(begin)
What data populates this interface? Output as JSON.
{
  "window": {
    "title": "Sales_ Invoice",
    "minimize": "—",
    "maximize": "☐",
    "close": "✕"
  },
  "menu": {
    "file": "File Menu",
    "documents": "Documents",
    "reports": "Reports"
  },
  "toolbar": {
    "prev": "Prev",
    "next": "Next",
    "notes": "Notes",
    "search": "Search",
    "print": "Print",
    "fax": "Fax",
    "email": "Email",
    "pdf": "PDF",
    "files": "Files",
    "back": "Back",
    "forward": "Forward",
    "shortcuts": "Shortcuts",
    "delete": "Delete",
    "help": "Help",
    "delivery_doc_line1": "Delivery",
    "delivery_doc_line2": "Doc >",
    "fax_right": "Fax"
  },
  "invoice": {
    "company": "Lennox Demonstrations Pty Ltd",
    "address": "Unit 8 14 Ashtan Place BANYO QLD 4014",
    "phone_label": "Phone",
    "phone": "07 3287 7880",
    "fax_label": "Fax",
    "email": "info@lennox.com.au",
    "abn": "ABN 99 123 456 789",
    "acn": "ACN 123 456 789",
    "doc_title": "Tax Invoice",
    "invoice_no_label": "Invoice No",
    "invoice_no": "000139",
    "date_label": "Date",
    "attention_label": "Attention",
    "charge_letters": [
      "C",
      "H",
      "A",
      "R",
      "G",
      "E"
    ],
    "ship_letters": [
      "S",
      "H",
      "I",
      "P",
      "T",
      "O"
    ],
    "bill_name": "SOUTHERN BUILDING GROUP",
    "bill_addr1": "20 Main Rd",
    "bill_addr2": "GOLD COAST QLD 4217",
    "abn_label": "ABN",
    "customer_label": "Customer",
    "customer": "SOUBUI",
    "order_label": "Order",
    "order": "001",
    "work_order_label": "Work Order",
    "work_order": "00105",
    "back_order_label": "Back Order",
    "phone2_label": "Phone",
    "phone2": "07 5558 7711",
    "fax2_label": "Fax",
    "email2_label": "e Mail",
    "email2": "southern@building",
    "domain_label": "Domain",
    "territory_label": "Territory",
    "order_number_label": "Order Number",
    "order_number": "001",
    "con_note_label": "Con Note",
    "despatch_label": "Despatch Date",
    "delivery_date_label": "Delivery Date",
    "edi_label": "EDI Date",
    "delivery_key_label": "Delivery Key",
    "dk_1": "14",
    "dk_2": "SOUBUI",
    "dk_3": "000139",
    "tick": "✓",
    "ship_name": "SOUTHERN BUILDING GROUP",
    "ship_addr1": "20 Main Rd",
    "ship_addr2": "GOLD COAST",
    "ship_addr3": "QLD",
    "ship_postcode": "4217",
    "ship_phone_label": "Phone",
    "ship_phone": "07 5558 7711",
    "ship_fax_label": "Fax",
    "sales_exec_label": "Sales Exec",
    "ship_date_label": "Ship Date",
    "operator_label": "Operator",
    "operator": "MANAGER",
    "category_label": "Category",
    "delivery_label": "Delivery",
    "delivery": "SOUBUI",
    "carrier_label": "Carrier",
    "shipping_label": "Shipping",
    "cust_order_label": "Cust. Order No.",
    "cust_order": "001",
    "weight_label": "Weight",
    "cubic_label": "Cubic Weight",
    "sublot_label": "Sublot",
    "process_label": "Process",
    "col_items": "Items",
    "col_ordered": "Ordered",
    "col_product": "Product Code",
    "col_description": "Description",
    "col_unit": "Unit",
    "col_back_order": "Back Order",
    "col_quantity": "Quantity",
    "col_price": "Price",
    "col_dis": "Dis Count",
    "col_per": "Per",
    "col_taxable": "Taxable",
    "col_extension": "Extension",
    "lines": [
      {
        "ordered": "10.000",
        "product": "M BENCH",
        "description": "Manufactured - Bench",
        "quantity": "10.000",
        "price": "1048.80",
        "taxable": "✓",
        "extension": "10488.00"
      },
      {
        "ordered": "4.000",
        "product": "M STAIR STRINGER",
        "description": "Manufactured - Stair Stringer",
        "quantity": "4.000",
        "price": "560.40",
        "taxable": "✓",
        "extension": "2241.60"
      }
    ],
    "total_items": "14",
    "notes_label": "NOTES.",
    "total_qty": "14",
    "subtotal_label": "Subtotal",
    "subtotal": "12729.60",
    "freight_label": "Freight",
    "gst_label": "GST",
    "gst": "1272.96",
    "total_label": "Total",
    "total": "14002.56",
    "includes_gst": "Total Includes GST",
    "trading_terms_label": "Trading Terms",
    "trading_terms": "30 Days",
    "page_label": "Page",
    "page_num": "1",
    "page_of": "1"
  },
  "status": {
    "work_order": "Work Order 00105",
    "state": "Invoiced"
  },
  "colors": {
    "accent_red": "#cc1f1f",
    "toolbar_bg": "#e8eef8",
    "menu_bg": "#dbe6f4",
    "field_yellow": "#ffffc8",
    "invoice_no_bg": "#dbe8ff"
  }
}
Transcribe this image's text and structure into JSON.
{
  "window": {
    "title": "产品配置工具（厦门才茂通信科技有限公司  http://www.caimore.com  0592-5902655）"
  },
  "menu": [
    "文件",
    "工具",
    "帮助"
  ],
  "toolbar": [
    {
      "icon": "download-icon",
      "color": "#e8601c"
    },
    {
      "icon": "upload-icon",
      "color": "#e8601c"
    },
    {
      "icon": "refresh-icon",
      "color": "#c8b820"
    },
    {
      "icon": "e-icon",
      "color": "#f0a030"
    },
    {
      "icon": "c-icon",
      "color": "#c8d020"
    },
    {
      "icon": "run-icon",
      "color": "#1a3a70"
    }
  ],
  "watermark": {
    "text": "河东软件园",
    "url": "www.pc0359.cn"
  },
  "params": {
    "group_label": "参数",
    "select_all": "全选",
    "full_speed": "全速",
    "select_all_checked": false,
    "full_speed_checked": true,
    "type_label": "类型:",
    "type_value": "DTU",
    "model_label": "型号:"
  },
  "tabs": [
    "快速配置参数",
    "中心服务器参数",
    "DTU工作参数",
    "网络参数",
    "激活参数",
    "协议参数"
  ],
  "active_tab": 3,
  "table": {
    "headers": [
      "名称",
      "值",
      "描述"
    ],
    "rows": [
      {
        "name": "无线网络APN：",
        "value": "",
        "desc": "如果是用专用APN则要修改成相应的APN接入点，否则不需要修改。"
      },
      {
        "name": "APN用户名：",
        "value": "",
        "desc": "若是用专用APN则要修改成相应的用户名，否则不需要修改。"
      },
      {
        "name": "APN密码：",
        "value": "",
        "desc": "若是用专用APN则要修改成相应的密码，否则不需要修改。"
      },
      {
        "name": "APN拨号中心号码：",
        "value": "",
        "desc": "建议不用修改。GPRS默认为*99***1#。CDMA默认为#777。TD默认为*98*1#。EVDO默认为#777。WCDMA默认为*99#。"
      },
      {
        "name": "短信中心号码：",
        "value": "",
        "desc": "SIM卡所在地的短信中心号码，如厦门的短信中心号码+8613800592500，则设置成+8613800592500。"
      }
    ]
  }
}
(end)
Required task: Gather each line of the listing that holds the string "text".

Full answer:
Transcribe this image's text and structure into JSON.
    "text": "河东软件园",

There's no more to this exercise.